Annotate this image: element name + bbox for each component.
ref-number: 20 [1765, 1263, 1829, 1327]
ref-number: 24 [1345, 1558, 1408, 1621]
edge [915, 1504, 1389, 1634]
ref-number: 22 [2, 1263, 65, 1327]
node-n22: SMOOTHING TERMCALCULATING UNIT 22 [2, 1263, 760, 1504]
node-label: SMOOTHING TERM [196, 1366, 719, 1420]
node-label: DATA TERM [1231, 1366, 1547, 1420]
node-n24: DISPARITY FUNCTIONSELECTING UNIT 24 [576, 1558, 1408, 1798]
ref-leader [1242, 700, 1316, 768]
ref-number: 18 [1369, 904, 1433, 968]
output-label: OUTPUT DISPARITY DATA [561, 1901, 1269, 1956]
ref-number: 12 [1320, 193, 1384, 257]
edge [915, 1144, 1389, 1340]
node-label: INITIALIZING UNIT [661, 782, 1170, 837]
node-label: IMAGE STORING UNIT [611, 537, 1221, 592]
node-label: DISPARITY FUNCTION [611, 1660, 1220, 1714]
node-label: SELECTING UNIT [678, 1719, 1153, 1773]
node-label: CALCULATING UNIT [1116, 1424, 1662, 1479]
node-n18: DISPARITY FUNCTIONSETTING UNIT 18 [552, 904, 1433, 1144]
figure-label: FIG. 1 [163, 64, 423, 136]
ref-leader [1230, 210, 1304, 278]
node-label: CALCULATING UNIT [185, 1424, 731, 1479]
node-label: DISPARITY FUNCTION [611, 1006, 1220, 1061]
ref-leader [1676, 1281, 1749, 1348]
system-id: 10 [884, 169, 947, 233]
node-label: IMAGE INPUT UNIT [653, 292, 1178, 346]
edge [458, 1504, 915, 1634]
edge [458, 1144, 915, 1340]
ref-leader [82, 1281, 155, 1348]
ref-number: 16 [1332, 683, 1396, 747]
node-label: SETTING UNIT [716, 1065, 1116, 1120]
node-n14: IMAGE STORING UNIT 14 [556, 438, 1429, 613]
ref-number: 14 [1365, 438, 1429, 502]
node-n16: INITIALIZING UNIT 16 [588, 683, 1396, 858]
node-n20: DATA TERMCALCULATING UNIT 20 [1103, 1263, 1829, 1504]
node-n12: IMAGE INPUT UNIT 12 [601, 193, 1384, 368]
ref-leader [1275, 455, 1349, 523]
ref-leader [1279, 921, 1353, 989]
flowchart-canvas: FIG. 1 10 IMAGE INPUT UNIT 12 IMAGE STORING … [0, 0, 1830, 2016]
◇ ◇ ◇ ◇ ◇
▸ Instruction:
Rewrite every line in the items above as a numbered list, leaving out any blank lines.

▸ Answer to this problem:
1. Annotate this image: element name + bbox for each component.
2. ref-number: 20 [1765, 1263, 1829, 1327]
3. ref-number: 24 [1345, 1558, 1408, 1621]
4. edge [915, 1504, 1389, 1634]
5. ref-number: 22 [2, 1263, 65, 1327]
6. node-n22: SMOOTHING TERMCALCULATING UNIT 22 [2, 1263, 760, 1504]
7. node-label: SMOOTHING TERM [196, 1366, 719, 1420]
8. node-label: DATA TERM [1231, 1366, 1547, 1420]
9. node-n24: DISPARITY FUNCTIONSELECTING UNIT 24 [576, 1558, 1408, 1798]
10. ref-leader [1242, 700, 1316, 768]
11. ref-number: 18 [1369, 904, 1433, 968]
12. output-label: OUTPUT DISPARITY DATA [561, 1901, 1269, 1956]
13. ref-number: 12 [1320, 193, 1384, 257]
14. edge [915, 1144, 1389, 1340]
15. node-label: INITIALIZING UNIT [661, 782, 1170, 837]
16. node-label: IMAGE STORING UNIT [611, 537, 1221, 592]
17. node-label: DISPARITY FUNCTION [611, 1660, 1220, 1714]
18. node-label: SELECTING UNIT [678, 1719, 1153, 1773]
19. node-label: CALCULATING UNIT [1116, 1424, 1662, 1479]
20. node-n18: DISPARITY FUNCTIONSETTING UNIT 18 [552, 904, 1433, 1144]
21. figure-label: FIG. 1 [163, 64, 423, 136]
22. ref-leader [1230, 210, 1304, 278]
23. node-label: CALCULATING UNIT [185, 1424, 731, 1479]
24. node-label: DISPARITY FUNCTION [611, 1006, 1220, 1061]
25. ref-leader [1676, 1281, 1749, 1348]
26. system-id: 10 [884, 169, 947, 233]
27. node-label: IMAGE INPUT UNIT [653, 292, 1178, 346]
28. edge [458, 1504, 915, 1634]
29. edge [458, 1144, 915, 1340]
30. ref-leader [82, 1281, 155, 1348]
31. ref-number: 16 [1332, 683, 1396, 747]
32. node-label: SETTING UNIT [716, 1065, 1116, 1120]
33. node-n14: IMAGE STORING UNIT 14 [556, 438, 1429, 613]
34. ref-number: 14 [1365, 438, 1429, 502]
35. node-n16: INITIALIZING UNIT 16 [588, 683, 1396, 858]
36. node-n20: DATA TERMCALCULATING UNIT 20 [1103, 1263, 1829, 1504]
37. node-n12: IMAGE INPUT UNIT 12 [601, 193, 1384, 368]
38. ref-leader [1275, 455, 1349, 523]
39. ref-leader [1279, 921, 1353, 989]
40. flowchart-canvas: FIG. 1 10 IMAGE INPUT UNIT 12 IMAGE STORING … [0, 0, 1830, 2016]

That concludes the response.